**INFORMATION GIVEN**
____
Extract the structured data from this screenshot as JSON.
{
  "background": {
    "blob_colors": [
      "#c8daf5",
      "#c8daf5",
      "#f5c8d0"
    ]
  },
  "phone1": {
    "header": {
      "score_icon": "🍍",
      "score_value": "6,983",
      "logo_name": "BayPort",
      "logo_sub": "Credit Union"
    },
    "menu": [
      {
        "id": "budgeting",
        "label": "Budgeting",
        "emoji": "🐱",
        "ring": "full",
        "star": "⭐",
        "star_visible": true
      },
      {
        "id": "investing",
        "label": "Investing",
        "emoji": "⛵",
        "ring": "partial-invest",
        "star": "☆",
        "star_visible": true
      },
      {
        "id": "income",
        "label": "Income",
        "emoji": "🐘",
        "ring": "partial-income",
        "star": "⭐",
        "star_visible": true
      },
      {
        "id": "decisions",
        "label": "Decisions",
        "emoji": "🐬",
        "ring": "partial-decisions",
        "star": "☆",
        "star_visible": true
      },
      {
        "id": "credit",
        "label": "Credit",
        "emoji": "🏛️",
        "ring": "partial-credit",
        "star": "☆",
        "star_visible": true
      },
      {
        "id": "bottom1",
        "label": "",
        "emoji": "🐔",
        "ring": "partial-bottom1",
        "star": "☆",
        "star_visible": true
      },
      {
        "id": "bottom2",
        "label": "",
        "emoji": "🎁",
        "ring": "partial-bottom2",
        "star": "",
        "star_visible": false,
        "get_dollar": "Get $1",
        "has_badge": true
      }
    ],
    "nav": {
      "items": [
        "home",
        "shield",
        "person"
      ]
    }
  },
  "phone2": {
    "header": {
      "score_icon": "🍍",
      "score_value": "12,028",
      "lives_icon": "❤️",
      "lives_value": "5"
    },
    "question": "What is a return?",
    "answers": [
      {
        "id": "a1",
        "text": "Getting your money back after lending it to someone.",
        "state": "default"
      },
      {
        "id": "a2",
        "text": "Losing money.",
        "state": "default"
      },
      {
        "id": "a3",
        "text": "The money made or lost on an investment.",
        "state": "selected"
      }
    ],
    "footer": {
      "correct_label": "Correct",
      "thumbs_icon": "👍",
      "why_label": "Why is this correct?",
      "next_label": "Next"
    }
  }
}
____
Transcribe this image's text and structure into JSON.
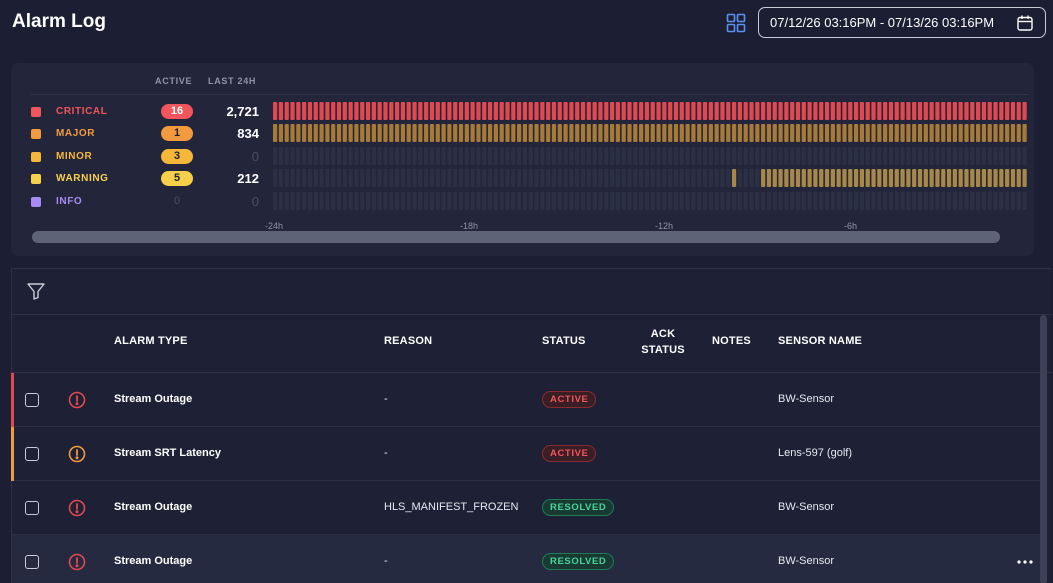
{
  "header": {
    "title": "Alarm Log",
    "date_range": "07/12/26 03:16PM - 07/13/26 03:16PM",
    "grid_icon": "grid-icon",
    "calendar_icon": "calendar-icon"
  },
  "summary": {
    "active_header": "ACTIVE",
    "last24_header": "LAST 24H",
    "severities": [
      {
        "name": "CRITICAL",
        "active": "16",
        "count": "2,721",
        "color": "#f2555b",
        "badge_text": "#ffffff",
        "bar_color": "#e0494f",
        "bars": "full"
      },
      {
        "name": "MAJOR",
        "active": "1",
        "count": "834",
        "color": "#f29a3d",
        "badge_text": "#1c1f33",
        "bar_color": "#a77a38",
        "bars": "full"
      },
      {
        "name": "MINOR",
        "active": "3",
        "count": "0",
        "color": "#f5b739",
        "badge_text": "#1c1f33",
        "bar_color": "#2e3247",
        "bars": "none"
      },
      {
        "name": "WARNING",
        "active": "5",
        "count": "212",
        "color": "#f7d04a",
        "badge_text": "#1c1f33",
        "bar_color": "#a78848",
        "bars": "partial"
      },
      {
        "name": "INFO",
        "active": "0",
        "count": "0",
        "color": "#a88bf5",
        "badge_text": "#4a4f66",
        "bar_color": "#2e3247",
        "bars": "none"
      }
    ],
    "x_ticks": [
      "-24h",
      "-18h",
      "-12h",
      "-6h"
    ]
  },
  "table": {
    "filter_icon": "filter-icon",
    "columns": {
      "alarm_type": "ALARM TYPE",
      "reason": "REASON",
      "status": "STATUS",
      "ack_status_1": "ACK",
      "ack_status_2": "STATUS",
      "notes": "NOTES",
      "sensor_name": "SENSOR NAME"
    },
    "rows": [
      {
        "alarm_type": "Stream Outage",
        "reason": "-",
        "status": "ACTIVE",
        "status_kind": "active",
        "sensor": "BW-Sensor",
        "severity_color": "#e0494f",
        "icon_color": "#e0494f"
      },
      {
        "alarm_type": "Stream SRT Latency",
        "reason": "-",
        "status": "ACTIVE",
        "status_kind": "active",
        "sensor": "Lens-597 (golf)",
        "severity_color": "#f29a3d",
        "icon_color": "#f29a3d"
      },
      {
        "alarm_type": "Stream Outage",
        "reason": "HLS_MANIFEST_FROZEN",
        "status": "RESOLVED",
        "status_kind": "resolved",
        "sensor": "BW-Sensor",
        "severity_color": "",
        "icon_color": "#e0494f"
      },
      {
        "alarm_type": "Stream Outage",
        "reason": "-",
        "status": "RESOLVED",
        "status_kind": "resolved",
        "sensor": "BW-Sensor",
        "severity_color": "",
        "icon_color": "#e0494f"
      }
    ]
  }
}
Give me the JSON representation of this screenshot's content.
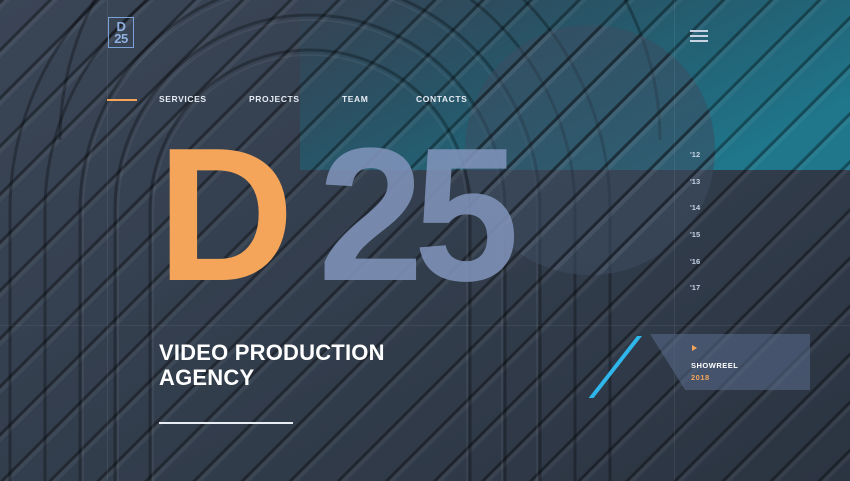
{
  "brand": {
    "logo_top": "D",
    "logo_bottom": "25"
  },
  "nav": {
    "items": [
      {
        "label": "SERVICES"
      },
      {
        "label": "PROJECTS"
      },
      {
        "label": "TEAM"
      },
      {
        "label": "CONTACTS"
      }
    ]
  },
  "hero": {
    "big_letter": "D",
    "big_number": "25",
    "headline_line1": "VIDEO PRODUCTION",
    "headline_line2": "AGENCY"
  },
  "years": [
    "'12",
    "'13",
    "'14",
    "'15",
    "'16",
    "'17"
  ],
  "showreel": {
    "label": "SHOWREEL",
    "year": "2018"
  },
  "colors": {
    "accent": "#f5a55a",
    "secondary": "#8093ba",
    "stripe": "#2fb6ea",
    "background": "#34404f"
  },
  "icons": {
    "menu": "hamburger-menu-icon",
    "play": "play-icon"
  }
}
____
Go through the listing above and list every line that has the word "count".

        "count": "2,721",
        "count": "834",
        "count": "0",
        "count": "212",
        "count": "0",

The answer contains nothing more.